**What this task involves**. Take each line that has the word "name" and return it.

:: Data records ::

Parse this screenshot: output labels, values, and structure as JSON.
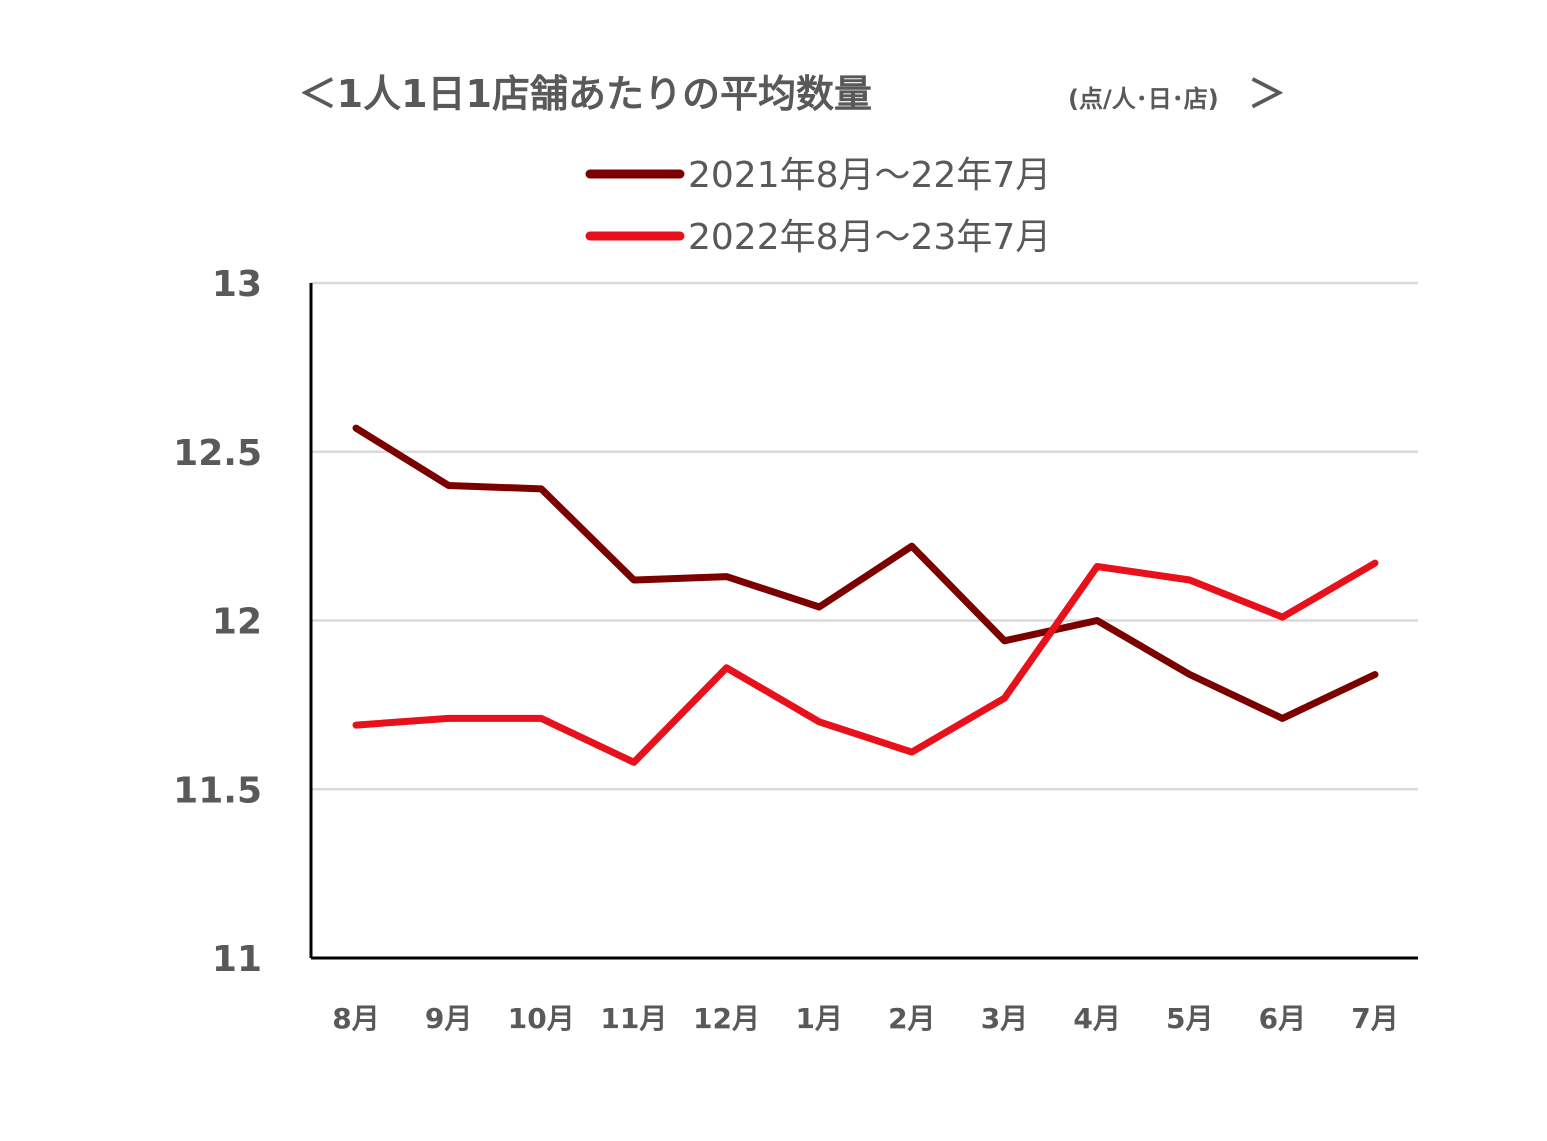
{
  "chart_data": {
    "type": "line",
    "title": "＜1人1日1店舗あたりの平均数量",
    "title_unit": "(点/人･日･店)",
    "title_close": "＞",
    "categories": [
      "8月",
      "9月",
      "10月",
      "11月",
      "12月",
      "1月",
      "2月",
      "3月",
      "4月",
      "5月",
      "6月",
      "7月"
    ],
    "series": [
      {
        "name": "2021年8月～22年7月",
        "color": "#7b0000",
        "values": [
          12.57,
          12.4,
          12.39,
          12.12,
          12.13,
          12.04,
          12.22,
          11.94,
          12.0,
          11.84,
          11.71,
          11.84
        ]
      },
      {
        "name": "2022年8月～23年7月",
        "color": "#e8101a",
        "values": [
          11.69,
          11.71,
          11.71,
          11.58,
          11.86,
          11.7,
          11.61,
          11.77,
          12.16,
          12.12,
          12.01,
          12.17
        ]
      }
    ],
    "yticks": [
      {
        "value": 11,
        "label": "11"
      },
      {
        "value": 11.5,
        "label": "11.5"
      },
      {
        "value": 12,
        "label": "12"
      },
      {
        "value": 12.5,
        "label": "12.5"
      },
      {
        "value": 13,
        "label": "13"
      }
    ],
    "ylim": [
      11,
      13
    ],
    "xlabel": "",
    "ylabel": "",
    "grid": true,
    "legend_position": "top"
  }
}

:::

**Answer for this exercise**.
        "name": "2021年8月～22年7月",
        "name": "2022年8月～23年7月",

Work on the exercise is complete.